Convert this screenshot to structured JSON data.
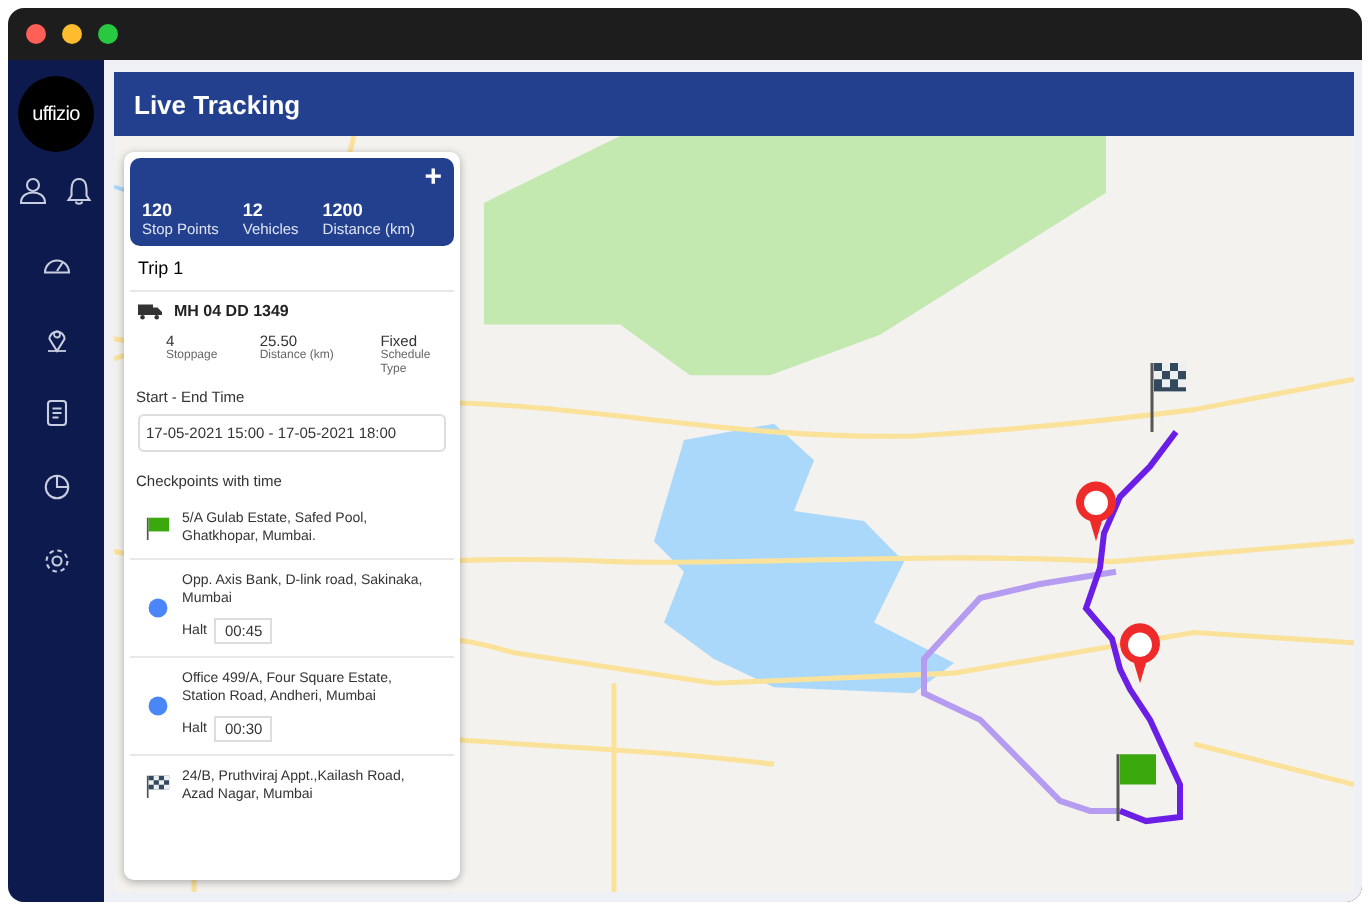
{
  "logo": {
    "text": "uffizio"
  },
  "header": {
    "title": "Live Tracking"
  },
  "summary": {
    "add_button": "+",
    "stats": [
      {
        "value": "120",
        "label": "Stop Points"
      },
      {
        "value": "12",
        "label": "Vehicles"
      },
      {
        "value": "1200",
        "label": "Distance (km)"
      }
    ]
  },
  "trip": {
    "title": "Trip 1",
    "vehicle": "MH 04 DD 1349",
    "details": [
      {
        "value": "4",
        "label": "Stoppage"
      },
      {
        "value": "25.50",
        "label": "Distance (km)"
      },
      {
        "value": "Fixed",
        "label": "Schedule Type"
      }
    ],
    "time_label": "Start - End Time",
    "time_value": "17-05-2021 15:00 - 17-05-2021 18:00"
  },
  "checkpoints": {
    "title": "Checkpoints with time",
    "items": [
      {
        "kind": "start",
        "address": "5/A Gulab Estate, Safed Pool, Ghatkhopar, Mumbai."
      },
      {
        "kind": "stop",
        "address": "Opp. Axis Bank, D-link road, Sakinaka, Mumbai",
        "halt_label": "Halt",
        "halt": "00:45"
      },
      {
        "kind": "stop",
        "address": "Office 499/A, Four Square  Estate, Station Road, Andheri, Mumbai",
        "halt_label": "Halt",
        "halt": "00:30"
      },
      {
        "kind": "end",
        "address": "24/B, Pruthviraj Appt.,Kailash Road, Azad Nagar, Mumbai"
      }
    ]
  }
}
---
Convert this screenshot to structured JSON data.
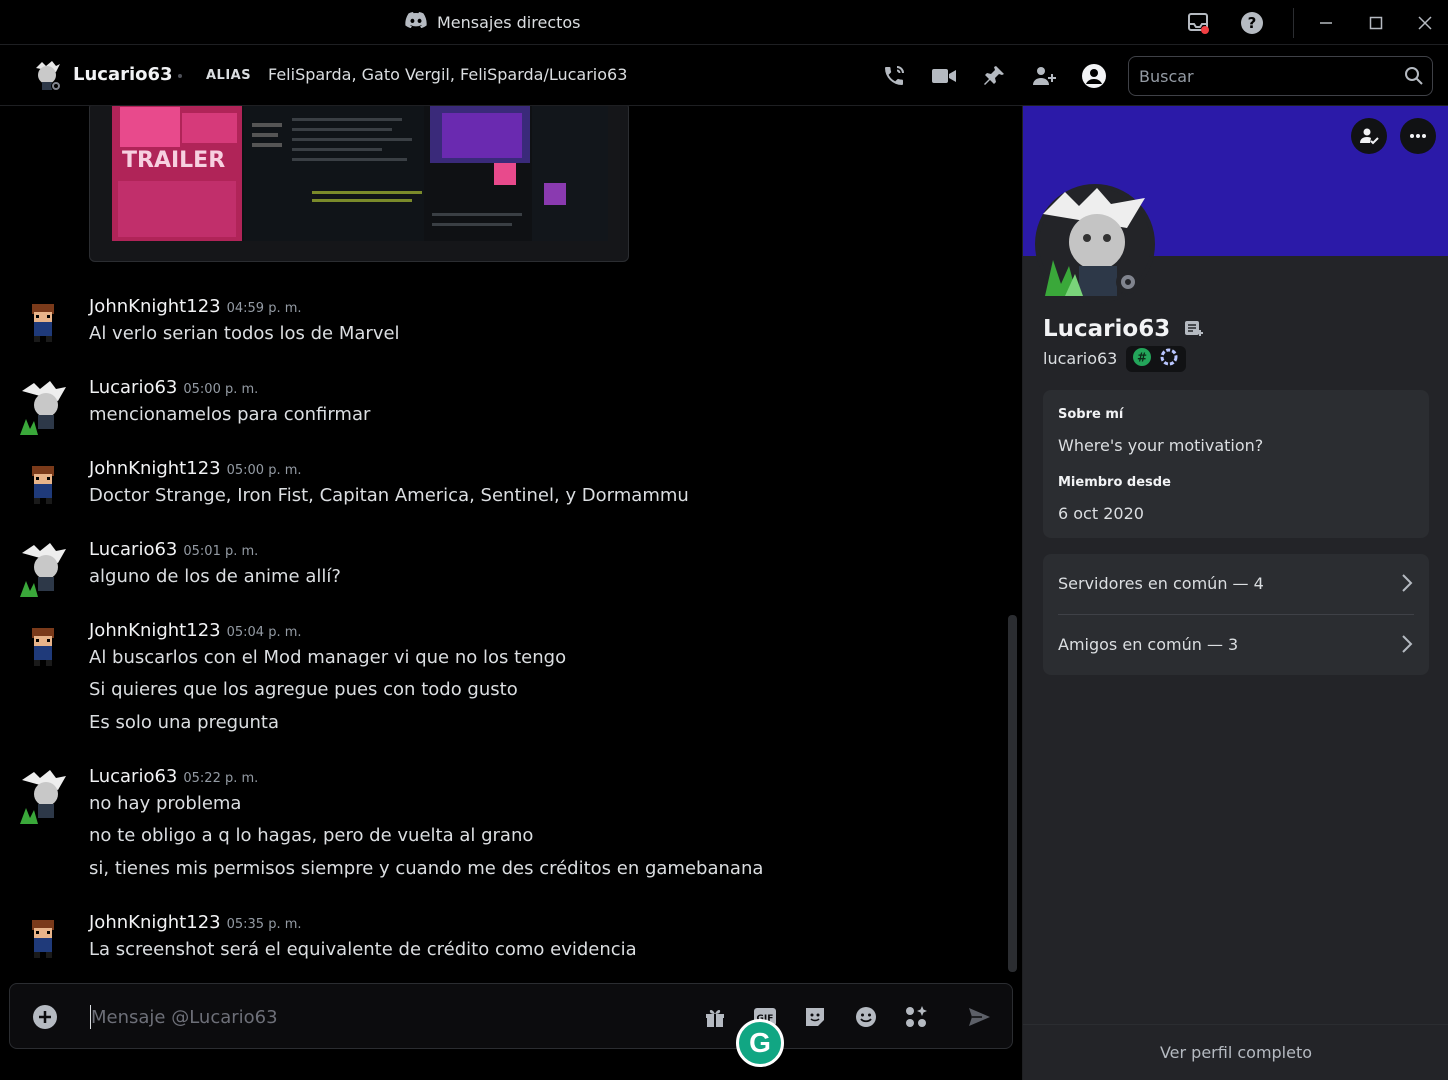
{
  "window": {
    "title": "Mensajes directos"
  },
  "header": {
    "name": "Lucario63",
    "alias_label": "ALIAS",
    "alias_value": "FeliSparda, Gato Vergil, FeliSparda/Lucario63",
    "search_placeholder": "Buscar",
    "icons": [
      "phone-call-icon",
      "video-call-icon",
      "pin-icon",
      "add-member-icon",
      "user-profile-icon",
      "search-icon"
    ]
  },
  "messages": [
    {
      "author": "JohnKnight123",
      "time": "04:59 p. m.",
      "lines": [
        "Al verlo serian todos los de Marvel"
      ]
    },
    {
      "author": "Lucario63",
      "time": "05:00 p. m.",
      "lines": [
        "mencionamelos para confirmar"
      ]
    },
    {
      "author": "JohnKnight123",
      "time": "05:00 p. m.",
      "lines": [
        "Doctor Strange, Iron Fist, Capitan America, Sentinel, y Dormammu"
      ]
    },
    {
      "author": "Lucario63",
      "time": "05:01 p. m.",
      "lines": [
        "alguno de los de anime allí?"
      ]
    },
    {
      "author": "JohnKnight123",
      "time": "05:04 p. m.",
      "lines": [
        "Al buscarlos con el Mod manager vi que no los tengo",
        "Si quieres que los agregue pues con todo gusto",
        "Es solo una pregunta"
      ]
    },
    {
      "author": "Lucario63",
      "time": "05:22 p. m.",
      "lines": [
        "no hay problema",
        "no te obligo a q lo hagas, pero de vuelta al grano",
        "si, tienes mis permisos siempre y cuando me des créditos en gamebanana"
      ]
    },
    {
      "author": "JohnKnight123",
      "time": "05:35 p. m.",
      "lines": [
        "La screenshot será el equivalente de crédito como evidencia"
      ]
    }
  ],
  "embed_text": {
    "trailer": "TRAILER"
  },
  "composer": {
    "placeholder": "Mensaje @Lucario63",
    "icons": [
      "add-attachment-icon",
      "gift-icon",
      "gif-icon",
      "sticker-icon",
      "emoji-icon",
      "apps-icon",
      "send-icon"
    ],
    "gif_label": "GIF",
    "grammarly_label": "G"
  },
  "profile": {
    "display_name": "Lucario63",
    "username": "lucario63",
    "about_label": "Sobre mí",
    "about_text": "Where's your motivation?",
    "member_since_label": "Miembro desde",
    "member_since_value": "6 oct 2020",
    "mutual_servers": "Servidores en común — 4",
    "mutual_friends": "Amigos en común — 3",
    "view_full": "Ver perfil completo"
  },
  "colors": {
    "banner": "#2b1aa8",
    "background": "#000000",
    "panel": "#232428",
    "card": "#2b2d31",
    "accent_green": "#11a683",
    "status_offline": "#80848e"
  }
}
==
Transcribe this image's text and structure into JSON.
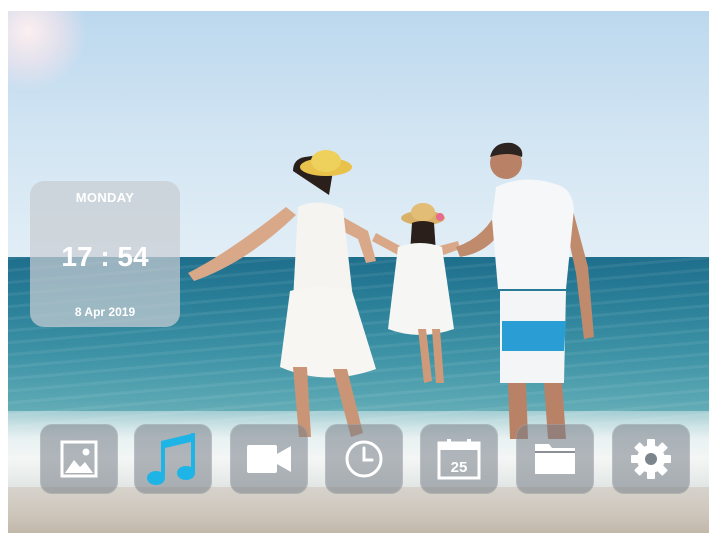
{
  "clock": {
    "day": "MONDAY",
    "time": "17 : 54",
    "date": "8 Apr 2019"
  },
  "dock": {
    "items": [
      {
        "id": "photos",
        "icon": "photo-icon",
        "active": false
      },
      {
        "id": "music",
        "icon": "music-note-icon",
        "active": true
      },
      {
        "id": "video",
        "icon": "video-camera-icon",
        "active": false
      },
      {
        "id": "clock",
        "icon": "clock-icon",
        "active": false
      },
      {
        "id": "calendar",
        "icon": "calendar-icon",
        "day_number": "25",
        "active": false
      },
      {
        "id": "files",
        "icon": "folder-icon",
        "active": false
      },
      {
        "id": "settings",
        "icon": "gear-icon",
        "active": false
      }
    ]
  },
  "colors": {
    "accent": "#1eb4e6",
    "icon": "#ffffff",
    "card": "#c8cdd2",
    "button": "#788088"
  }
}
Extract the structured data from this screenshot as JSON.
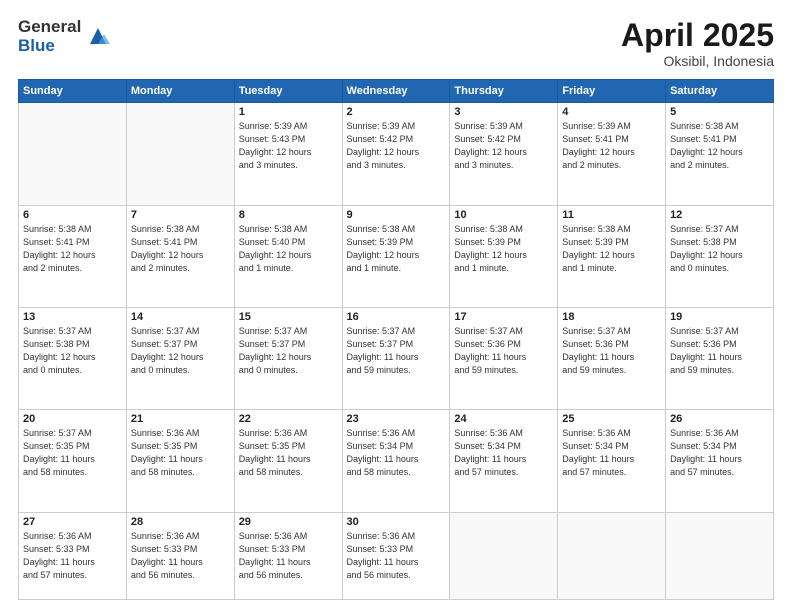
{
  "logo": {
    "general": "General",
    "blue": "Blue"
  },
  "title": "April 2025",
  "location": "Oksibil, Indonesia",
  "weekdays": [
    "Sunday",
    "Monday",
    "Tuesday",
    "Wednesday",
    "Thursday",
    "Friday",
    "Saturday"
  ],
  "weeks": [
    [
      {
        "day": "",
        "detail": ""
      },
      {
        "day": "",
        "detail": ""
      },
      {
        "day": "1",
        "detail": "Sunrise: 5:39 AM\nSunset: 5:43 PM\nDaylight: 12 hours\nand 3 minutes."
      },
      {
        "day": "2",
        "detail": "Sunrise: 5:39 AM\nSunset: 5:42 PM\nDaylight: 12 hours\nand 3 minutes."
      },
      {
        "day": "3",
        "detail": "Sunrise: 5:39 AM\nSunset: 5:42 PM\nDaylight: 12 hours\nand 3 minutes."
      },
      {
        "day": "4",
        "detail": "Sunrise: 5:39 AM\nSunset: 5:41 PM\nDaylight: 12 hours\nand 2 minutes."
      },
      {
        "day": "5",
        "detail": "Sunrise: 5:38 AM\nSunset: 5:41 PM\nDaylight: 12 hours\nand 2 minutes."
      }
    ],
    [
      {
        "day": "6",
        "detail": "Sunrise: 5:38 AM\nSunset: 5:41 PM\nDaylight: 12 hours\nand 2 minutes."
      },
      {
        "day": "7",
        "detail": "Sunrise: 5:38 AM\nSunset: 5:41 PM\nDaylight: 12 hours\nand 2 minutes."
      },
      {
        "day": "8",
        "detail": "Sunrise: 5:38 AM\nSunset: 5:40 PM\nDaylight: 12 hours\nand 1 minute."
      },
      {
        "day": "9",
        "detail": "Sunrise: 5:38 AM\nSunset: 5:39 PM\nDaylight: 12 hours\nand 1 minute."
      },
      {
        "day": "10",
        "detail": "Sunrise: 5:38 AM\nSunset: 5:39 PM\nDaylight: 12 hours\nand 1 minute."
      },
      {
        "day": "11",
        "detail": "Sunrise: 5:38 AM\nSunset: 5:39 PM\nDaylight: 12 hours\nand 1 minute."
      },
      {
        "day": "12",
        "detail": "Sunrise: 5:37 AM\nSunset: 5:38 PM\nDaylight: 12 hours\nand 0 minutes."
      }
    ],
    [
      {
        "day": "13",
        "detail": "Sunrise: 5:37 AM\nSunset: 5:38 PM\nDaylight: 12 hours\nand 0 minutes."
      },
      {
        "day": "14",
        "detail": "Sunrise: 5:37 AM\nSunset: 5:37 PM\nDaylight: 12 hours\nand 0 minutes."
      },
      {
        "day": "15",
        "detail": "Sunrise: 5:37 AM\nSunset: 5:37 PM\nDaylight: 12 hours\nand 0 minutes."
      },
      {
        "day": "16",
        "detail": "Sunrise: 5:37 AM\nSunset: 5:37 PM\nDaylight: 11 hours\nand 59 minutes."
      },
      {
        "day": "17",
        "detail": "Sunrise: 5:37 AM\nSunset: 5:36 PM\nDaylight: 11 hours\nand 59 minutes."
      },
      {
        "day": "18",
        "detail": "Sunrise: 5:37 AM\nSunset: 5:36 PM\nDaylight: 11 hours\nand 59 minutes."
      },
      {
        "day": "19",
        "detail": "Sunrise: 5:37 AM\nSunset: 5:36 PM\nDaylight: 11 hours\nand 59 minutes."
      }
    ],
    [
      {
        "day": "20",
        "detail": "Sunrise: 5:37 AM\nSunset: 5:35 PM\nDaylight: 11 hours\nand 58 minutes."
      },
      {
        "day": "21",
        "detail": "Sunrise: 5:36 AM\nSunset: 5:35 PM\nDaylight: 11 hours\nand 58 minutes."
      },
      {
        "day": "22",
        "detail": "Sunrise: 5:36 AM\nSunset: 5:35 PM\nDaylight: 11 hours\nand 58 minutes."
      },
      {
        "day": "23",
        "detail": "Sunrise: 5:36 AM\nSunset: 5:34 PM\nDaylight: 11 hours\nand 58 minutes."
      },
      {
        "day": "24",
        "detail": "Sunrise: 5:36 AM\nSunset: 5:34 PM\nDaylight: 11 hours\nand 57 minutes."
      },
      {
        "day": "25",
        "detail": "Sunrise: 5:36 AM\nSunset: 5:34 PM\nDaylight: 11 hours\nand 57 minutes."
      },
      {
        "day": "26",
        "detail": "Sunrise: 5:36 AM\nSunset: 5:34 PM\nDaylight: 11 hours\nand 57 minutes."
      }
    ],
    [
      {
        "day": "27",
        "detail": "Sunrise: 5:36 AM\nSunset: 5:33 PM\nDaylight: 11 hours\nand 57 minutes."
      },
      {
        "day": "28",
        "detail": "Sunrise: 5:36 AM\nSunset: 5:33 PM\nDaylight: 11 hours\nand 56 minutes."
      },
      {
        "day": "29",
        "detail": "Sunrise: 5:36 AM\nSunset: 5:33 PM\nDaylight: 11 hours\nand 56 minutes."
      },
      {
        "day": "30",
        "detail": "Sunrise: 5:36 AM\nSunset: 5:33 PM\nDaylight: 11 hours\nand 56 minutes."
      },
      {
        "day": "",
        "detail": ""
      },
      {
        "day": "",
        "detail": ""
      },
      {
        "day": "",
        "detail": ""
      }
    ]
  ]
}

#### Stated problem:
How many of the lines above include the string "común"? Reply with the number by itself.

#### Answer for the task:
2